### Provided information
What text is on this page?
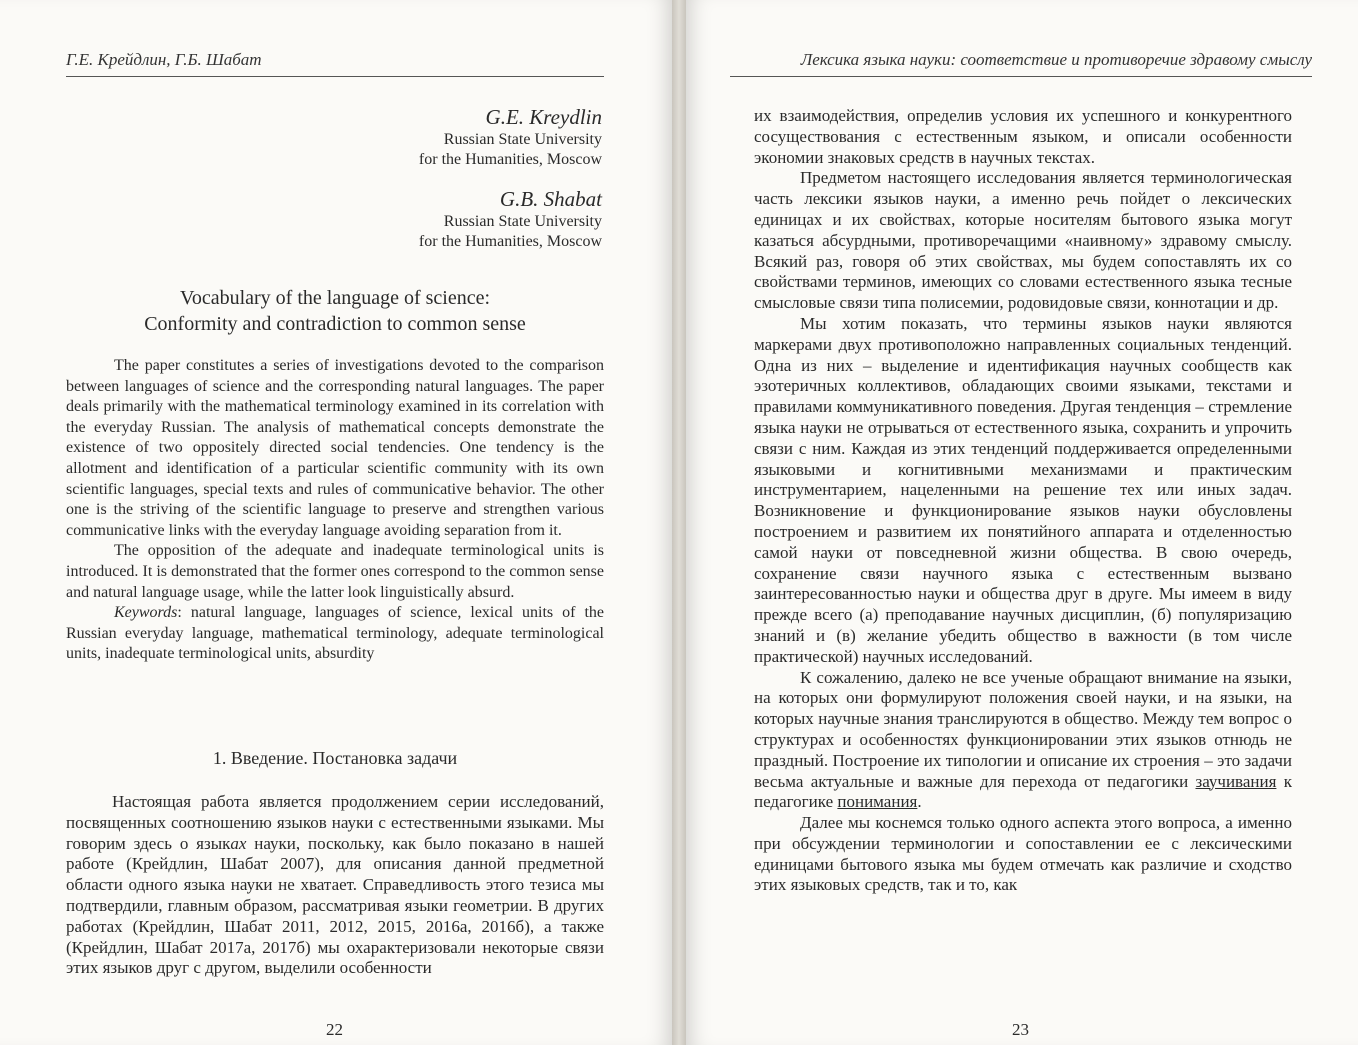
Г.Е. Крейдлин, Г.Б. Шабат
G.E. Kreydlin
Russian State University
for the Humanities, Moscow
G.B. Shabat
Russian State University
for the Humanities, Moscow
Vocabulary of the language of science:
Conformity and contradiction to common sense

The paper constitutes a series of investigations devoted to the comparison between languages of science and the corresponding natural languages. The paper deals primarily with the mathematical terminology examined in its correlation with the everyday Russian. The analysis of mathematical concepts demonstrate the existence of two oppositely directed social tendencies. One tendency is the allotment and identification of a particular scientific community with its own scientific languages, special texts and rules of communicative behavior. The other one is the striving of the scientific language to preserve and strengthen various communicative links with the everyday language avoiding separation from it.

The opposition of the adequate and inadequate terminological units is introduced. It is demonstrated that the former ones correspond to the common sense and natural language usage, while the latter look linguistically absurd.

Keywords: natural language, languages of science, lexical units of the Russian everyday language, mathematical terminology, adequate terminological units, inadequate terminological units, absurdity

1. Введение. Постановка задачи

Настоящая работа является продолжением серии исследований, посвященных соотношению языков науки с естественными языками. Мы говорим здесь о языках науки, поскольку, как было показано в нашей работе (Крейдлин, Шабат 2007), для описания данной предметной области одного языка науки не хватает. Справедливость этого тезиса мы подтвердили, главным образом, рассматривая языки геометрии. В других работах (Крейдлин, Шабат 2011, 2012, 2015, 2016а, 2016б), а также (Крейдлин, Шабат 2017а, 2017б) мы охарактеризовали некоторые связи этих языков друг с другом, выделили особенности

22
Лексика языка науки: соответствие и противоречие здравому смыслу

их взаимодействия, определив условия их успешного и конкурентного сосуществования с естественным языком, и описали особенности экономии знаковых средств в научных текстах.

Предметом настоящего исследования является терминологическая часть лексики языков науки, а именно речь пойдет о лексических единицах и их свойствах, которые носителям бытового языка могут казаться абсурдными, противоречащими «наивному» здравому смыслу. Всякий раз, говоря об этих свойствах, мы будем сопоставлять их со свойствами терминов, имеющих со словами естественного языка тесные смысловые связи типа полисемии, родовидовые связи, коннотации и др.

Мы хотим показать, что термины языков науки являются маркерами двух противоположно направленных социальных тенденций. Одна из них – выделение и идентификация научных сообществ как эзотеричных коллективов, обладающих своими языками, текстами и правилами коммуникативного поведения. Другая тенденция – стремление языка науки не отрываться от естественного языка, сохранить и упрочить связи с ним. Каждая из этих тенденций поддерживается определенными языковыми и когнитивными механизмами и практическим инструментарием, нацеленными на решение тех или иных задач. Возникновение и функционирование языков науки обусловлены построением и развитием их понятийного аппарата и отделенностью самой науки от повседневной жизни общества. В свою очередь, сохранение связи научного языка с естественным вызвано заинтересованностью науки и общества друг в друге. Мы имеем в виду прежде всего (а) преподавание научных дисциплин, (б) популяризацию знаний и (в) желание убедить общество в важности (в том числе практической) научных исследований.

К сожалению, далеко не все ученые обращают внимание на языки, на которых они формулируют положения своей науки, и на языки, на которых научные знания транслируются в общество. Между тем вопрос о структурах и особенностях функционировании этих языков отнюдь не праздный. Построение их типологии и описание их строения – это задачи весьма актуальные и важные для перехода от педагогики заучивания к педагогике понимания.

Далее мы коснемся только одного аспекта этого вопроса, а именно при обсуждении терминологии и сопоставлении ее с лексическими единицами бытового языка мы будем отмечать как различие и сходство этих языковых средств, так и то, как

23
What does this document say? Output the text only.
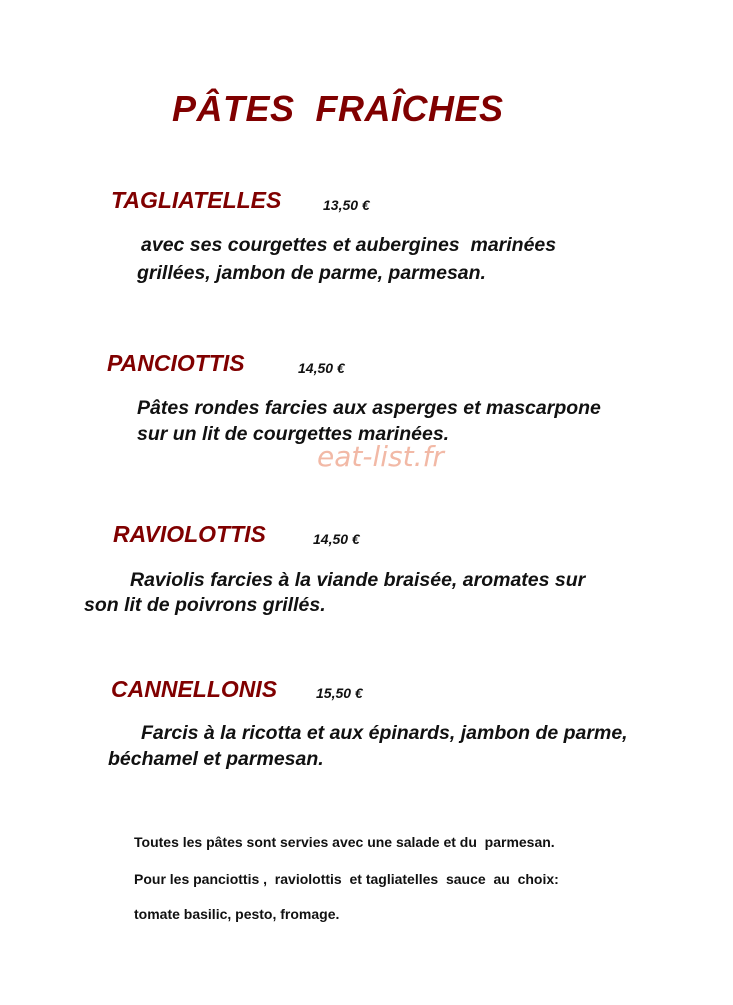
PÂTES  FRAÎCHES
TAGLIATELLES	13,50 €
avec ses courgettes et aubergines  marinées
grillées, jambon de parme, parmesan.
PANCIOTTIS	14,50 €
Pâtes rondes farcies aux asperges et mascarpone
sur un lit de courgettes marinées.
eat-list.fr
RAVIOLOTTIS	14,50 €
Raviolis farcies à la viande braisée, aromates sur
son lit de poivrons grillés.
CANNELLONIS	15,50 €
Farcis à la ricotta et aux épinards, jambon de parme,
béchamel et parmesan.
Toutes les pâtes sont servies avec une salade et du  parmesan.
Pour les panciottis ,  raviolottis  et tagliatelles  sauce  au  choix:
tomate basilic, pesto, fromage.
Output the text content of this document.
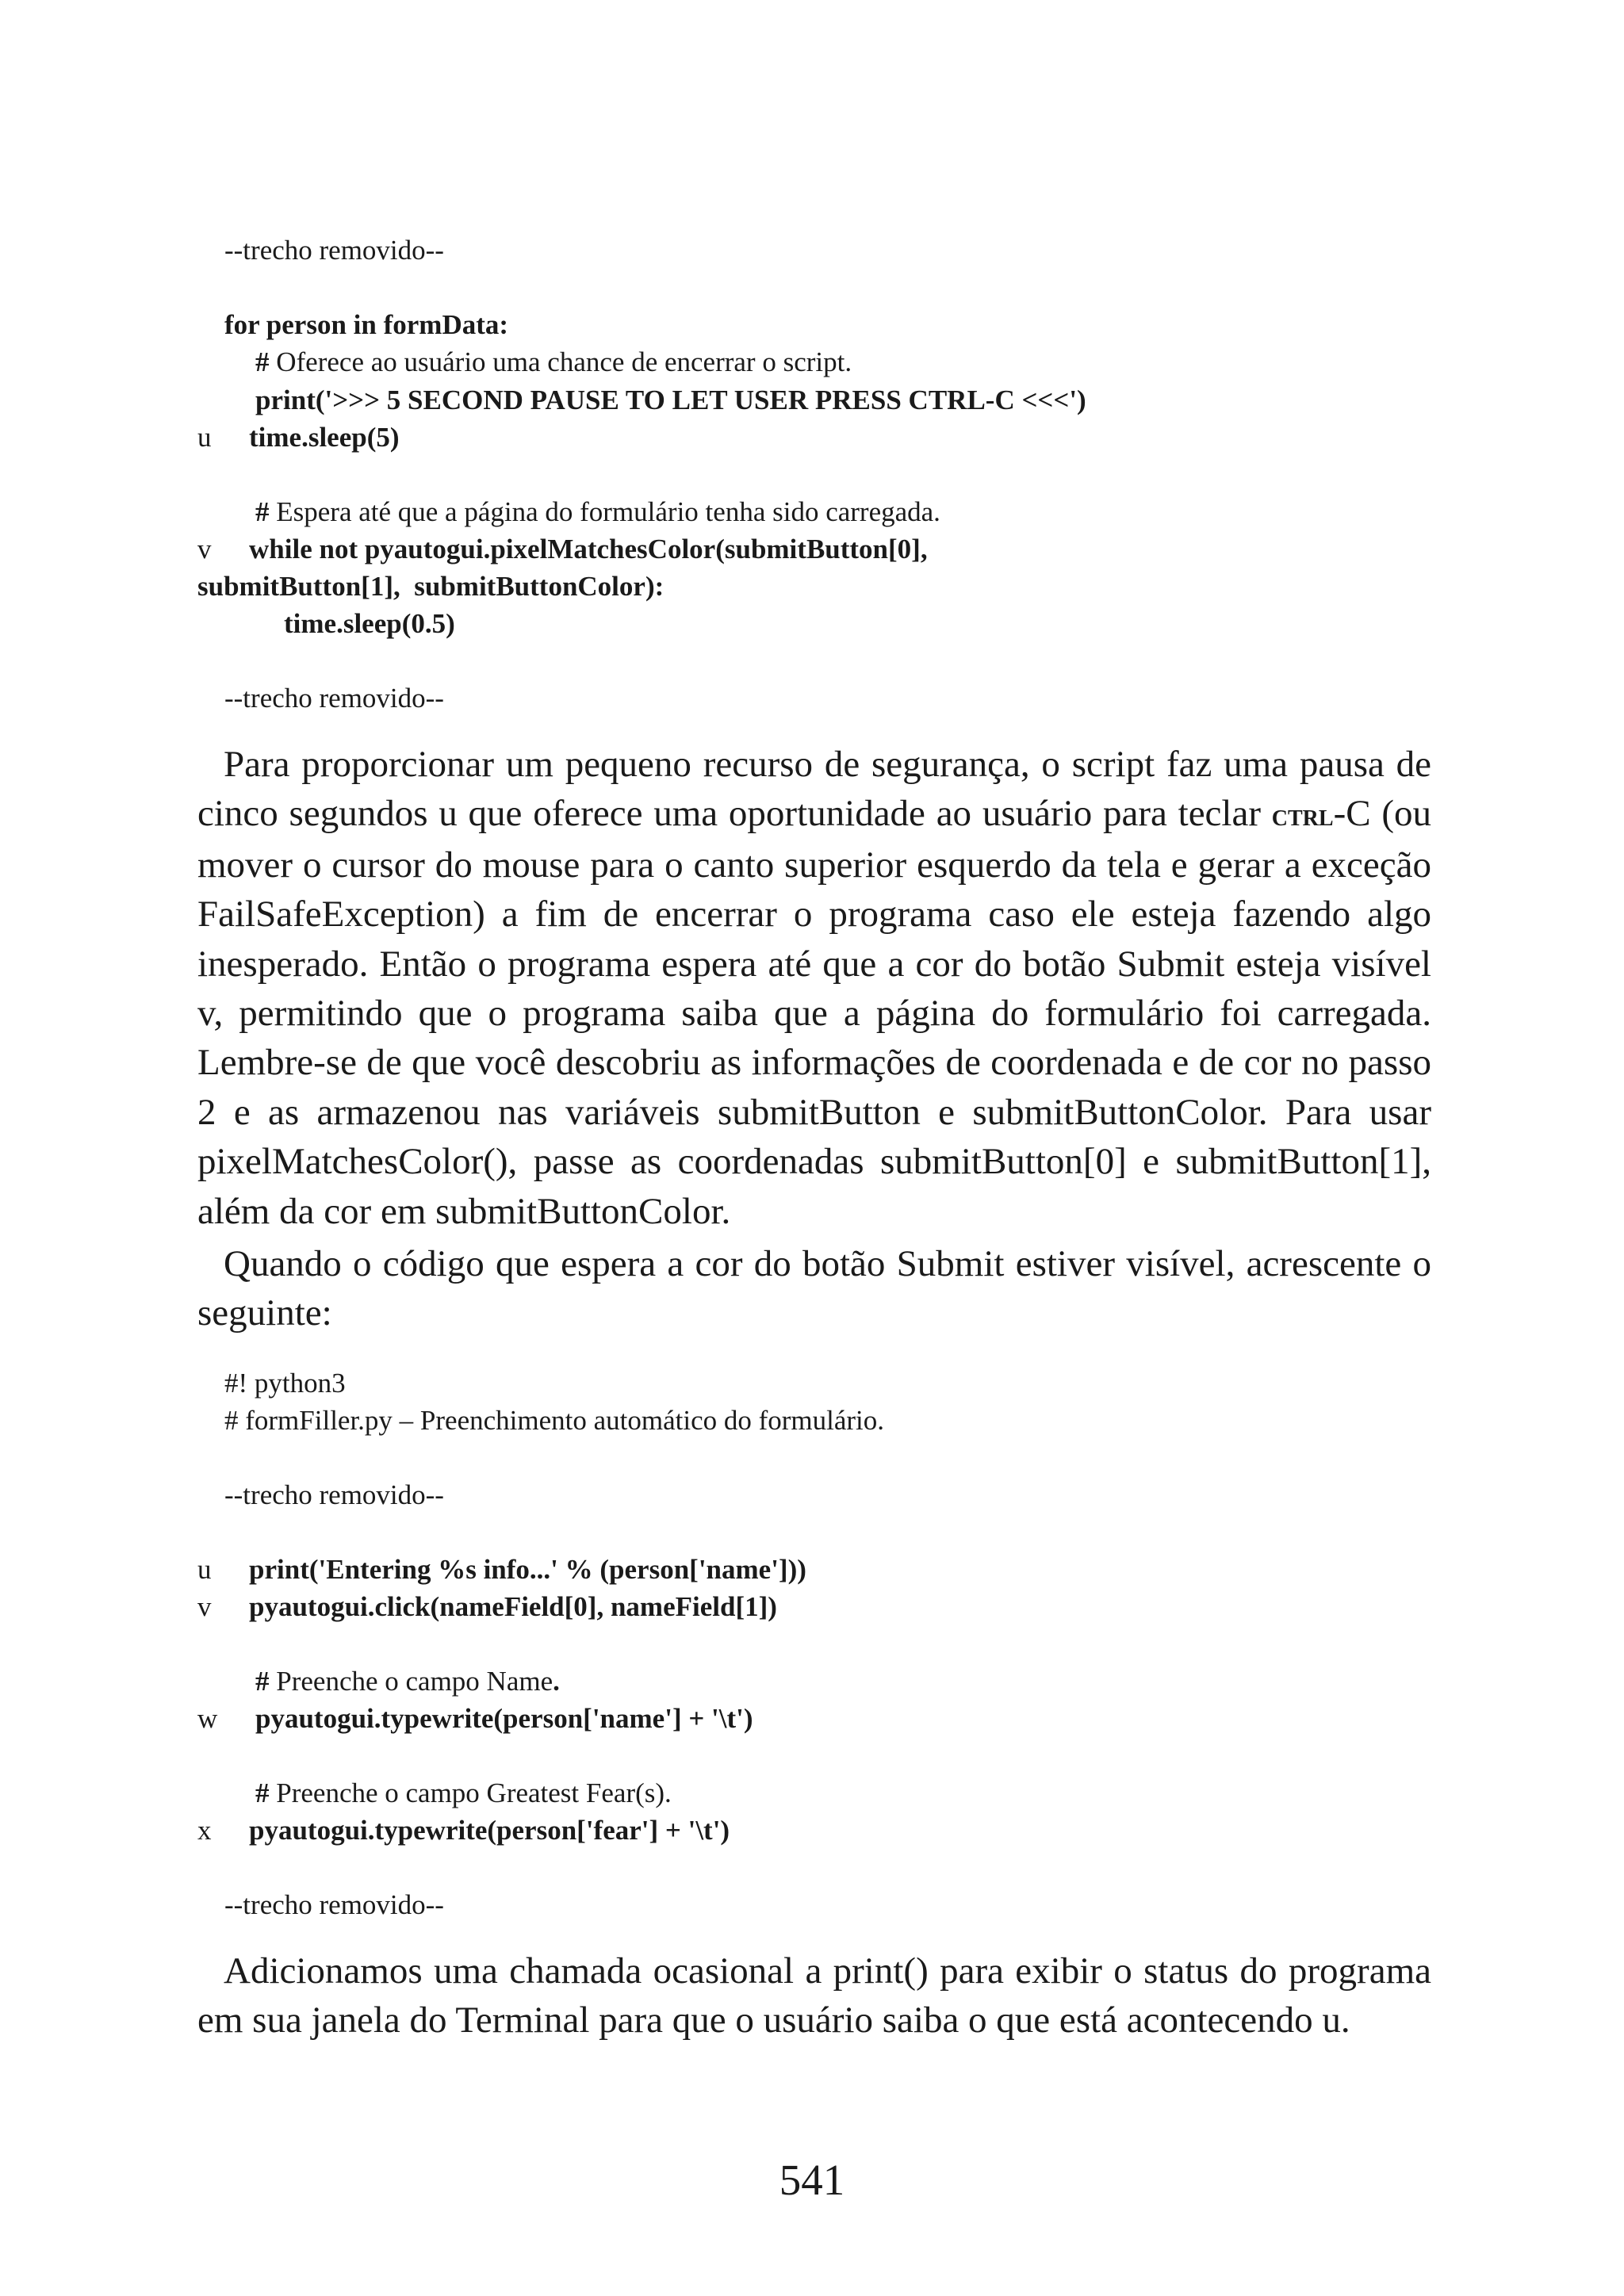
--trecho removido--
for person in formData:
# Oferece ao usuário uma chance de encerrar o script.
print('>>> 5 SECOND PAUSE TO LET USER PRESS CTRL-C <<<')
u time.sleep(5)
# Espera até que a página do formulário tenha sido carregada.
v while not pyautogui.pixelMatchesColor(submitButton[0],
submitButton[1],  submitButtonColor):
time.sleep(0.5)
--trecho removido--
Para proporcionar um pequeno recurso de segurança, o script faz uma pausa de cinco segundos u que oferece uma oportunidade ao usuário para teclar ctrl-C (ou mover o cursor do mouse para o canto superior esquerdo da tela e gerar a exceção FailSafeException) a fim de encerrar o programa caso ele esteja fazendo algo inesperado. Então o programa espera até que a cor do botão Submit esteja visível v, permitindo que o programa saiba que a página do formulário foi carregada. Lembre-se de que você descobriu as informações de coordenada e de cor no passo 2 e as armazenou nas variáveis submitButton e submitButtonColor. Para usar pixelMatchesColor(), passe as coordenadas submitButton[0] e submitButton[1], além da cor em submitButtonColor.
Quando o código que espera a cor do botão Submit estiver visível, acrescente o seguinte:
#! python3
# formFiller.py – Preenchimento automático do formulário.
--trecho removido--
u print('Entering %s info...' % (person['name']))
v pyautogui.click(nameField[0], nameField[1])
# Preenche o campo Name.
w pyautogui.typewrite(person['name'] + '\t')
# Preenche o campo Greatest Fear(s).
x pyautogui.typewrite(person['fear'] + '\t')
--trecho removido--
Adicionamos uma chamada ocasional a print() para exibir o status do programa em sua janela do Terminal para que o usuário saiba o que está acontecendo u.
541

### The problem
Count every line above that holds the string "person" and give the total, nothing more.

### Complete response
4